__TASK__
Without including any pictures, write out the listing below exactly.

__GIVEN ENTRIES__
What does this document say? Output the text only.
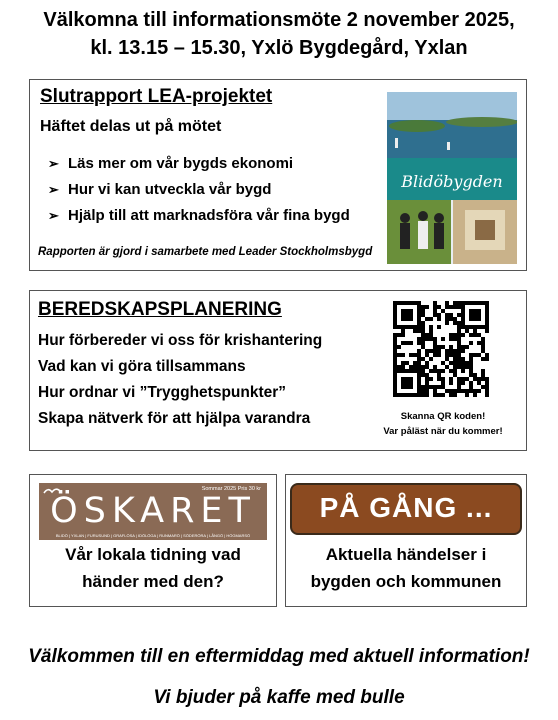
Välkomna till informationsmöte 2 november 2025,
kl. 13.15 – 15.30, Yxlö Bygdegård, Yxlan
Slutrapport LEA-projektet
Häftet delas ut på mötet
➢ Läs mer om vår bygds ekonomi
➢ Hur vi kan utveckla vår bygd
➢ Hjälp till att marknadsföra vår fina bygd
Rapporten är gjord i samarbete med Leader Stockholmsbygd
Blidöbygden
BEREDSKAPSPLANERING
Hur förbereder vi oss för krishantering
Vad kan vi göra tillsammans
Hur ordnar vi ”Trygghetspunkter”
Skapa nätverk för att hjälpa varandra	Skanna QR koden!
Var påläst när du kommer!
Sommar 2025 Pris 30 kr
ÖSKARET
BLIDÖ | YXLAN | FURUSUND | GRAFLÖSA | IDÖLÖGA | RUNMARÖ | SÖDERÖRA | LÅNGÖ | HÖGMARSÖ
Vår lokala tidning vad
händer med den?
PÅ GÅNG ...
Aktuella händelser i
bygden och kommunen
Välkommen till en eftermiddag med aktuell information!
Vi bjuder på kaffe med bulle
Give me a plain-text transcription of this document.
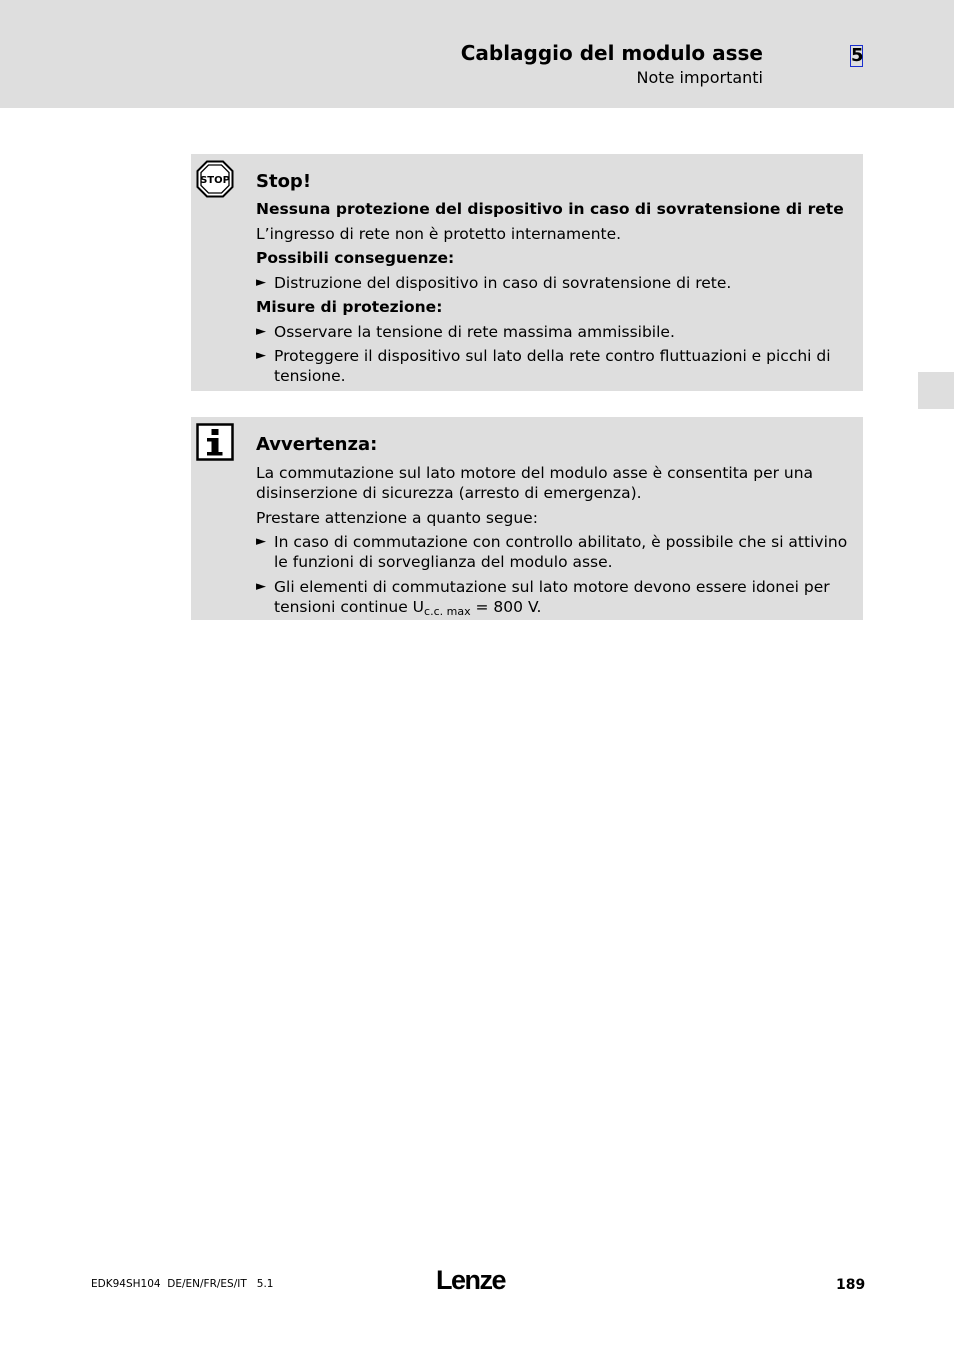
Cablaggio del modulo asse
Note importanti
5
STOP Stop!
Nessuna protezione del dispositivo in caso di sovratensione di rete
L’ingresso di rete non è protetto internamente.
Possibili conseguenze:
► Distruzione del dispositivo in caso di sovratensione di rete.
Misure di protezione:
► Osservare la tensione di rete massima ammissibile.
► Proteggere il dispositivo sul lato della rete contro fluttuazioni e picchi di tensione.
Avvertenza:
La commutazione sul lato motore del modulo asse è consentita per una disinserzione di sicurezza (arresto di emergenza).
Prestare attenzione a quanto segue:
► In caso di commutazione con controllo abilitato, è possibile che si attivino le funzioni di sorveglianza del modulo asse.
► Gli elementi di commutazione sul lato motore devono essere idonei per tensioni continue $U_{c.c. max} = 800$ V.
EDK94SH104  DE/EN/FR/ES/IT   5.1	Lenze	189
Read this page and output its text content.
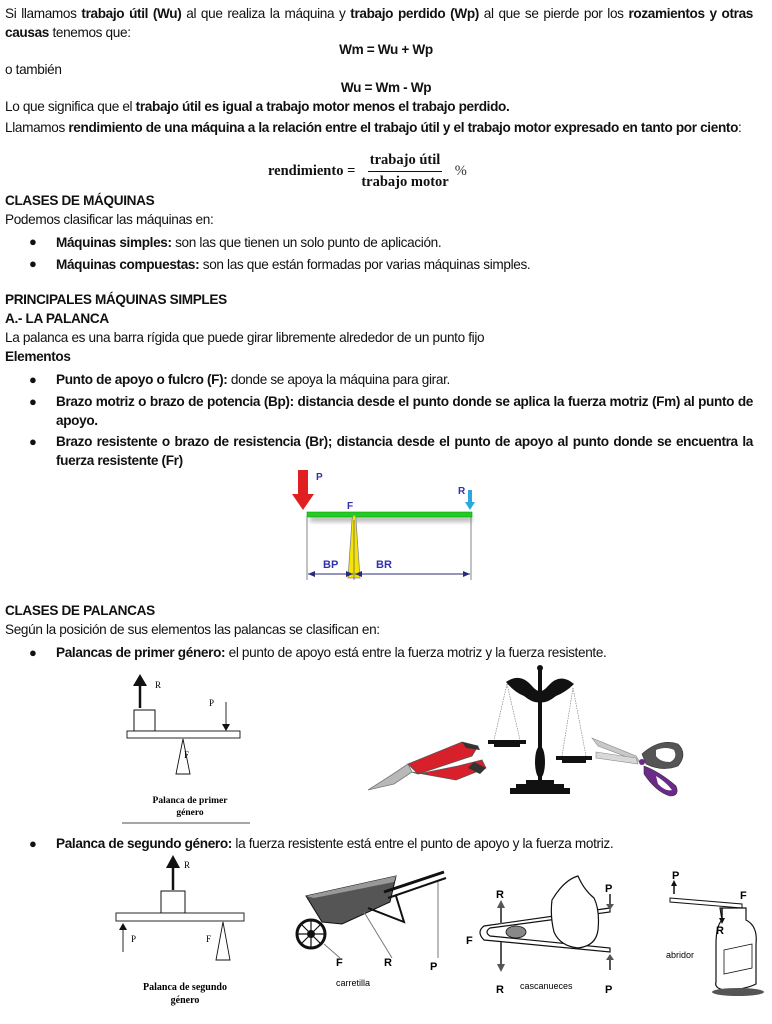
Si llamamos trabajo útil (Wu) al que realiza la máquina y trabajo perdido (Wp) al que se pierde por los rozamientos y otras causas tenemos que:
Wm = Wu + Wp
o también
Wu = Wm - Wp
Lo que significa que el trabajo útil es igual a trabajo motor menos el trabajo perdido.
Llamamos rendimiento de una máquina a la relación entre el trabajo útil y el trabajo motor expresado en tanto por ciento:
rendimiento = $\frac{\text{trabajo útil}}{\text{trabajo motor}}$ %
CLASES DE MÁQUINAS
Podemos clasificar las máquinas en:
● Máquinas simples: son las que tienen un solo punto de aplicación.
● Máquinas compuestas: son las que están formadas por varias máquinas simples.
PRINCIPALES MÁQUINAS SIMPLES
A.- LA PALANCA
La palanca es una barra rígida que puede girar libremente alrededor de un punto fijo
Elementos
● Punto de apoyo o fulcro (F): donde se apoya la máquina para girar.
● Brazo motriz o brazo de potencia (Bp): distancia desde el punto donde se aplica la fuerza motriz (Fm) al punto de apoyo.
● Brazo resistente o brazo de resistencia (Br); distancia desde el punto de apoyo al punto donde se encuentra la fuerza resistente (Fr)
P
R
F
BP	BR
CLASES DE PALANCAS
Según la posición de sus elementos las palancas se clasifican en:
● Palancas de primer género: el punto de apoyo está entre la fuerza motriz y la fuerza resistente.
R
P
F
Palanca de primer
género
● Palanca de segundo género: la fuerza resistente está entre el punto de apoyo y la fuerza motriz.
R
P	F
Palanca de segundo
género
F	R	P
carretilla
R
R
F
P
P
cascanueces
P
F
R
abridor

__TASK RESULT__
What does this document say? Output the text only.
Välkomna till informationsmöte 2 november 2025,
kl. 13.15 – 15.30, Yxlö Bygdegård, Yxlan
Slutrapport LEA-projektet
Häftet delas ut på mötet
➢ Läs mer om vår bygds ekonomi
➢ Hur vi kan utveckla vår bygd
➢ Hjälp till att marknadsföra vår fina bygd
Rapporten är gjord i samarbete med Leader Stockholmsbygd
Blidöbygden
BEREDSKAPSPLANERING
Hur förbereder vi oss för krishantering
Vad kan vi göra tillsammans
Hur ordnar vi ”Trygghetspunkter”
Skapa nätverk för att hjälpa varandra	Skanna QR koden!
Var påläst när du kommer!
Sommar 2025 Pris 30 kr
ÖSKARET
BLIDÖ | YXLAN | FURUSUND | GRAFLÖSA | IDÖLÖGA | RUNMARÖ | SÖDERÖRA | LÅNGÖ | HÖGMARSÖ
Vår lokala tidning vad
händer med den?
PÅ GÅNG ...
Aktuella händelser i
bygden och kommunen
Välkommen till en eftermiddag med aktuell information!
Vi bjuder på kaffe med bulle
Give me a plain-text transcription of this document.
Cablaggio del modulo asse
Note importanti
5
STOP Stop!
Nessuna protezione del dispositivo in caso di sovratensione di rete
L’ingresso di rete non è protetto internamente.
Possibili conseguenze:
► Distruzione del dispositivo in caso di sovratensione di rete.
Misure di protezione:
► Osservare la tensione di rete massima ammissibile.
► Proteggere il dispositivo sul lato della rete contro fluttuazioni e picchi di tensione.
Avvertenza:
La commutazione sul lato motore del modulo asse è consentita per una disinserzione di sicurezza (arresto di emergenza).
Prestare attenzione a quanto segue:
► In caso di commutazione con controllo abilitato, è possibile che si attivino le funzioni di sorveglianza del modulo asse.
► Gli elementi di commutazione sul lato motore devono essere idonei per tensioni continue $U_{c.c. max} = 800$ V.
EDK94SH104  DE/EN/FR/ES/IT   5.1	Lenze	189
Read this page and output its text content.
Si llamamos trabajo útil (Wu) al que realiza la máquina y trabajo perdido (Wp) al que se pierde por los rozamientos y otras causas tenemos que:
Wm = Wu + Wp
o también
Wu = Wm - Wp
Lo que significa que el trabajo útil es igual a trabajo motor menos el trabajo perdido.
Llamamos rendimiento de una máquina a la relación entre el trabajo útil y el trabajo motor expresado en tanto por ciento:
rendimiento = $\frac{\text{trabajo útil}}{\text{trabajo motor}}$ %
CLASES DE MÁQUINAS
Podemos clasificar las máquinas en:
● Máquinas simples: son las que tienen un solo punto de aplicación.
● Máquinas compuestas: son las que están formadas por varias máquinas simples.
PRINCIPALES MÁQUINAS SIMPLES
A.- LA PALANCA
La palanca es una barra rígida que puede girar libremente alrededor de un punto fijo
Elementos
● Punto de apoyo o fulcro (F): donde se apoya la máquina para girar.
● Brazo motriz o brazo de potencia (Bp): distancia desde el punto donde se aplica la fuerza motriz (Fm) al punto de apoyo.
● Brazo resistente o brazo de resistencia (Br); distancia desde el punto de apoyo al punto donde se encuentra la fuerza resistente (Fr)
P
R
F
BP	BR
CLASES DE PALANCAS
Según la posición de sus elementos las palancas se clasifican en:
● Palancas de primer género: el punto de apoyo está entre la fuerza motriz y la fuerza resistente.
R
P
F
Palanca de primer
género
● Palanca de segundo género: la fuerza resistente está entre el punto de apoyo y la fuerza motriz.
R
P	F
Palanca de segundo
género
F	R	P
carretilla
R
R
F
P
P
cascanueces
P
F
R
abridor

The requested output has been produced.